**TASK INPUTS**

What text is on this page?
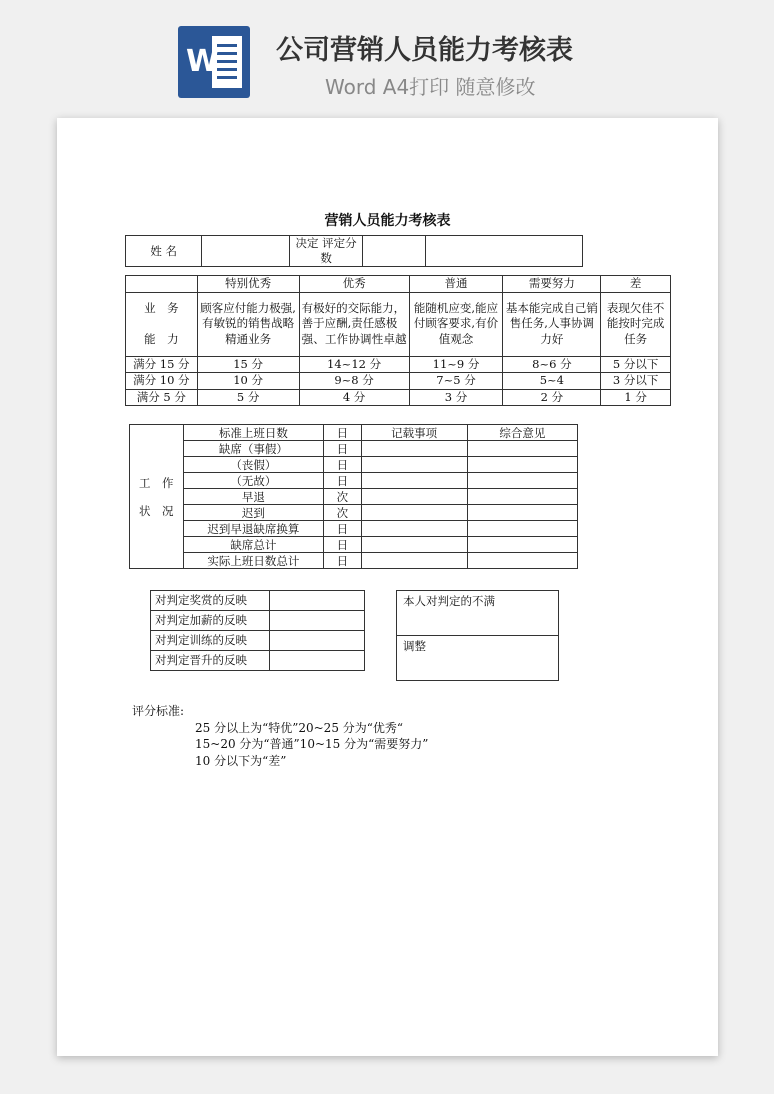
W 公司营销人员能力考核表
Word A4打印 随意修改
营销人员能力考核表
姓 名		决定 评定分数		
	特别优秀	优秀	普通	需要努力	差

业　务
能　力	顾客应付能力极强,有敏锐的销售战略精通业务	有极好的交际能力，善于应酬,责任感极强、工作协调性卓越	能随机应变,能应付顾客要求,有价值观念	基本能完成自己销售任务,人事协调力好	表现欠佳不能按时完成任务
满分 15 分	15 分	14~12 分	11~9 分	8~6 分	5 分以下
满分 10 分	10 分	9~8 分	7~5 分	5~4	3 分以下
满分 5 分	5 分	4 分	3 分	2 分	1 分
工　作
状　况	标准上班日数	日	记载事项	综合意见
	缺席（事假）	日		
	（丧假）	日		
	（无故）	日		
	早退	次		
	迟到	次		
	迟到早退缺席换算	日		
	缺席总计	日		
	实际上班日数总计	日		
对判定奖赏的反映	
对判定加薪的反映	
对判定训练的反映	
对判定晋升的反映	
本人对判定的不满
调整
评分标准:
25 分以上为“特优”20~25 分为“优秀“
15~20 分为“普通”10~15 分为“需要努力”
10 分以下为“差”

**EXERCISE REQUIREMENTS**
Gather every line from the listing above in which the word "需要努力" appears.

**PROBLEM SOLUTION**
	特别优秀	优秀	普通	需要努力	差
15~20 分为“普通”10~15 分为“需要努力”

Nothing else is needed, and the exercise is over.